TO DO: Search the records below for the word "text". Pull out each line that has it.

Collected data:
** start **

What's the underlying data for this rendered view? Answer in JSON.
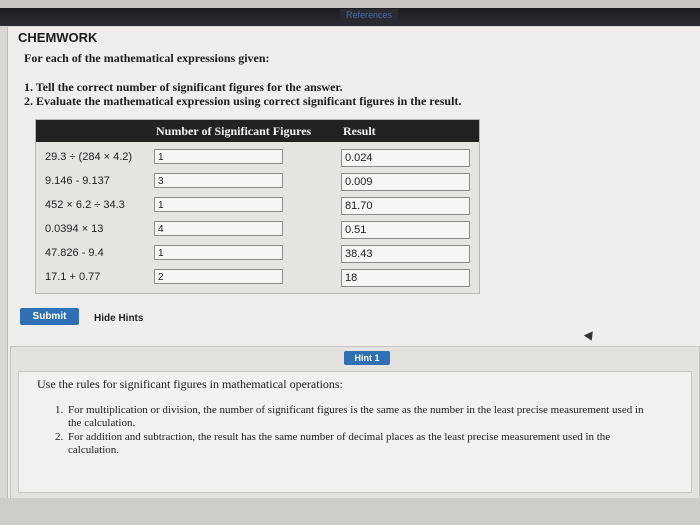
{
  "header": {
    "references_label": "References"
  },
  "section_title": "CHEMWORK",
  "intro": "For each of the mathematical expressions given:",
  "steps": [
    "1. Tell the correct number of significant figures for the answer.",
    "2. Evaluate the mathematical expression using correct significant figures in the result."
  ],
  "table": {
    "col_sig": "Number of Significant Figures",
    "col_result": "Result",
    "rows": [
      {
        "expr": "29.3 ÷ (284 × 4.2)",
        "sig": "1",
        "result": "0.024"
      },
      {
        "expr": "9.146 - 9.137",
        "sig": "3",
        "result": "0.009"
      },
      {
        "expr": "452 × 6.2 ÷ 34.3",
        "sig": "1",
        "result": "81.70"
      },
      {
        "expr": "0.0394 × 13",
        "sig": "4",
        "result": "0.51"
      },
      {
        "expr": "47.826 - 9.4",
        "sig": "1",
        "result": "38.43"
      },
      {
        "expr": "17.1 + 0.77",
        "sig": "2",
        "result": "18"
      }
    ]
  },
  "actions": {
    "submit_label": "Submit",
    "hide_hints_label": "Hide Hints"
  },
  "hint": {
    "tab_label": "Hint 1",
    "intro": "Use the rules for significant figures in mathematical operations:",
    "items": [
      {
        "num": "1.",
        "text": "For multiplication or division, the number of significant figures is the same as the number in the least precise measurement used in the calculation."
      },
      {
        "num": "2.",
        "text": "For addition and subtraction, the result has the same number of decimal places as the least precise measurement used in the calculation."
      }
    ]
  },
  "colors": {
    "accent": "#2f6fb4",
    "header_bg": "#222222"
  }
}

** end **

IN RESPONSE:
        "text": "For multiplication or division, the number of significant figures is the same as the number in the least precise measurement used in the calculation."
        "text": "For addition and subtraction, the result has the same number of decimal places as the least precise measurement used in the calculation."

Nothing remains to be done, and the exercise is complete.